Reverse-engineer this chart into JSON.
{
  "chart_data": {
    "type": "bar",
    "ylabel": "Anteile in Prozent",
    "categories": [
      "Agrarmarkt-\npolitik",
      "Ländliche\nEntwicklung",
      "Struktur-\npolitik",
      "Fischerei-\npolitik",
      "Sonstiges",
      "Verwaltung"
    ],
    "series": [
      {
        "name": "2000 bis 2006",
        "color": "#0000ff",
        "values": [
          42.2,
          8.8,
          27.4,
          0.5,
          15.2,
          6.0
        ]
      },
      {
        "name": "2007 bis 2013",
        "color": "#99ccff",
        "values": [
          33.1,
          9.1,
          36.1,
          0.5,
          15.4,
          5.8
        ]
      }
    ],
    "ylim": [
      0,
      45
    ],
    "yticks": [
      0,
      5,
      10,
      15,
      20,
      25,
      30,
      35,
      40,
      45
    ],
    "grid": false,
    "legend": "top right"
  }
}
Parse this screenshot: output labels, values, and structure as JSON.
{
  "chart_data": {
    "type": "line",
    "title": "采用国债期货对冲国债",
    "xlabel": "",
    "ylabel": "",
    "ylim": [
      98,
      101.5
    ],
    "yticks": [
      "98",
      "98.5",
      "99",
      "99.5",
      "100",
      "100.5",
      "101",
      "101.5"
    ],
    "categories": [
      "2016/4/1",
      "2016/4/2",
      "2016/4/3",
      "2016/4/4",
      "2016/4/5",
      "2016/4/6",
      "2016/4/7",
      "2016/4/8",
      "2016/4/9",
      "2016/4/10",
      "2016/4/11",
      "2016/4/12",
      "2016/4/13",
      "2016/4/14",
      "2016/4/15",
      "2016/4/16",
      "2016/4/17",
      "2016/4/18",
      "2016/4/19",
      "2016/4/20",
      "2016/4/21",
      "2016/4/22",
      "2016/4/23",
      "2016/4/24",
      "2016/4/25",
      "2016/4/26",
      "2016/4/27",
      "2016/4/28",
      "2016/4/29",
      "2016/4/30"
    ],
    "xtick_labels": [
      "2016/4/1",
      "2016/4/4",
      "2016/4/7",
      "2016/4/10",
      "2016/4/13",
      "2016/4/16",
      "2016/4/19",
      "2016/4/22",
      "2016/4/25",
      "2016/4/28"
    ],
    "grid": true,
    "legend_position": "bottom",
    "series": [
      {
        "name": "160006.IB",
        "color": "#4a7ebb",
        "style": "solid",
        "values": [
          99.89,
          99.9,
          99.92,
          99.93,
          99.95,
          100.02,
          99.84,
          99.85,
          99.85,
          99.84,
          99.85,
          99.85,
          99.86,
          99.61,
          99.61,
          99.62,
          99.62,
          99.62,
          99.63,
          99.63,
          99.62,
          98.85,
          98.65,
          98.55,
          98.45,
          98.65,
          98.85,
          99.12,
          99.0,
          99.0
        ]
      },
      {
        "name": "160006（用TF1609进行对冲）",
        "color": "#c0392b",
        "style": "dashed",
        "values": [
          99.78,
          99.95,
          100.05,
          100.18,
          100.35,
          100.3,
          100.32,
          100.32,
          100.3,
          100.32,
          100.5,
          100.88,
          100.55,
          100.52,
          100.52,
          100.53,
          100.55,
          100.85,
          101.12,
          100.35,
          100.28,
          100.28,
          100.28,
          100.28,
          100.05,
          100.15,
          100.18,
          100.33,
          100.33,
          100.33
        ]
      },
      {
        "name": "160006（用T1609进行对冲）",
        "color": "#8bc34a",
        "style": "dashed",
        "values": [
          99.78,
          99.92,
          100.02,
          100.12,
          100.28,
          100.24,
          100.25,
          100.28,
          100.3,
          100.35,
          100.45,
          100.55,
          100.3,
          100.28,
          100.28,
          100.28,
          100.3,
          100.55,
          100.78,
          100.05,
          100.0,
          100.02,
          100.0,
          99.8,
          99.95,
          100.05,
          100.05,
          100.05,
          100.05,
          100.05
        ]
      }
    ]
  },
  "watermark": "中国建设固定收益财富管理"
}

● **REQUIRED WORK**
From the data, collect all lines where the string "JSON" appears.

● **CORRECT RESULT**
Reverse-engineer this chart into JSON.
Parse this screenshot: output labels, values, and structure as JSON.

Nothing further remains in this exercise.